Short task » Extract each line containing the string "durante".

Given information »
========================================

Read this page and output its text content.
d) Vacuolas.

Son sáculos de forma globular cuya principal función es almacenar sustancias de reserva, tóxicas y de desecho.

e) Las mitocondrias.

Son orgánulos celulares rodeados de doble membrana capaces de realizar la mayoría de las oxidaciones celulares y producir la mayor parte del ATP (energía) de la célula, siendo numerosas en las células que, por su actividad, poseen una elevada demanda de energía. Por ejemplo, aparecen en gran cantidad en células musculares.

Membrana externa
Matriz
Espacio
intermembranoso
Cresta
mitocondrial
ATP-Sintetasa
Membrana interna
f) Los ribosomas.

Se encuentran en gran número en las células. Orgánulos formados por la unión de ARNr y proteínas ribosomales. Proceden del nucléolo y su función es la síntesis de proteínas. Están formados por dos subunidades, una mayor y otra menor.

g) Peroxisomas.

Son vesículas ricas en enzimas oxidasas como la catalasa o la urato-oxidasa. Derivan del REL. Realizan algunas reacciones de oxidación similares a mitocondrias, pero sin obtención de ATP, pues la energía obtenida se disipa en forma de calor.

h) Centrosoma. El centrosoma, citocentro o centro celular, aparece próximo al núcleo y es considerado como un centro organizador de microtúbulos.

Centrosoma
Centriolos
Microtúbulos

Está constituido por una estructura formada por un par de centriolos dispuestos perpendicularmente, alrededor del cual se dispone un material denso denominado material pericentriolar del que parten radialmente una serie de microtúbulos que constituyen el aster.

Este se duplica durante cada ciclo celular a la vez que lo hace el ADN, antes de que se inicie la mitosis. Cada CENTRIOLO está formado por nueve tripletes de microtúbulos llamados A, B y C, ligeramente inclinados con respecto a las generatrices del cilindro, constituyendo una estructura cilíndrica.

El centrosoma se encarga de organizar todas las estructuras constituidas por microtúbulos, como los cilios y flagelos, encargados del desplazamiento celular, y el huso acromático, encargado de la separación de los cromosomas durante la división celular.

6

========================================

Solved exercise »
Este se duplica durante cada ciclo celular a la vez que lo hace el ADN, antes de que se inicie la mitosis. Cada CENTRIOLO está formado por nueve tripletes de microtúbulos llamados A, B y C, ligeramente inclinados con respecto a las generatrices del cilindro, constituyendo una estructura cilíndrica.
El centrosoma se encarga de organizar todas las estructuras constituidas por microtúbulos, como los cilios y flagelos, encargados del desplazamiento celular, y el huso acromático, encargado de la separación de los cromosomas durante la división celular.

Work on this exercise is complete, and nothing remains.